_TASK:_
Output every entry exactly as written.

----------------

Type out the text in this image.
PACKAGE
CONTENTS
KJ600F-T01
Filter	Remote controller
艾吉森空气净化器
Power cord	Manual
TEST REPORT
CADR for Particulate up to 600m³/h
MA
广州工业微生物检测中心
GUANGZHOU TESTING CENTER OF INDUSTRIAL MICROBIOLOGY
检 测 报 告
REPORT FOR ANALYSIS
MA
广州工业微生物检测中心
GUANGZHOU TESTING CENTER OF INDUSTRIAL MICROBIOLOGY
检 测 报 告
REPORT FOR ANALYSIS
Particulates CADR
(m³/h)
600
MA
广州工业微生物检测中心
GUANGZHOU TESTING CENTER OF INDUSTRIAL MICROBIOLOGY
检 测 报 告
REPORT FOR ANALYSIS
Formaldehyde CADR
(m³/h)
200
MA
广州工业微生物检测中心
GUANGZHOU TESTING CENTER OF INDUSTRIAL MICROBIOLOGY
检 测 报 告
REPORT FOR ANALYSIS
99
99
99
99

----------------

_ANSWER TO THIS TASK:_
Type out the text in this image.
PACKAGE
CONTENTS
KJ600F-T01
Filter	Remote controller
艾吉森空气净化器
Power cord	Manual
TEST REPORT
CADR for Particulate up to 600m³/h
MA
广州工业微生物检测中心
GUANGZHOU TESTING CENTER OF INDUSTRIAL MICROBIOLOGY
检 测 报 告
REPORT FOR ANALYSIS
MA
广州工业微生物检测中心
GUANGZHOU TESTING CENTER OF INDUSTRIAL MICROBIOLOGY
检 测 报 告
REPORT FOR ANALYSIS
Particulates CADR
(m³/h)
600
MA
广州工业微生物检测中心
GUANGZHOU TESTING CENTER OF INDUSTRIAL MICROBIOLOGY
检 测 报 告
REPORT FOR ANALYSIS
Formaldehyde CADR
(m³/h)
200
MA
广州工业微生物检测中心
GUANGZHOU TESTING CENTER OF INDUSTRIAL MICROBIOLOGY
检 测 报 告
REPORT FOR ANALYSIS
99
99
99
99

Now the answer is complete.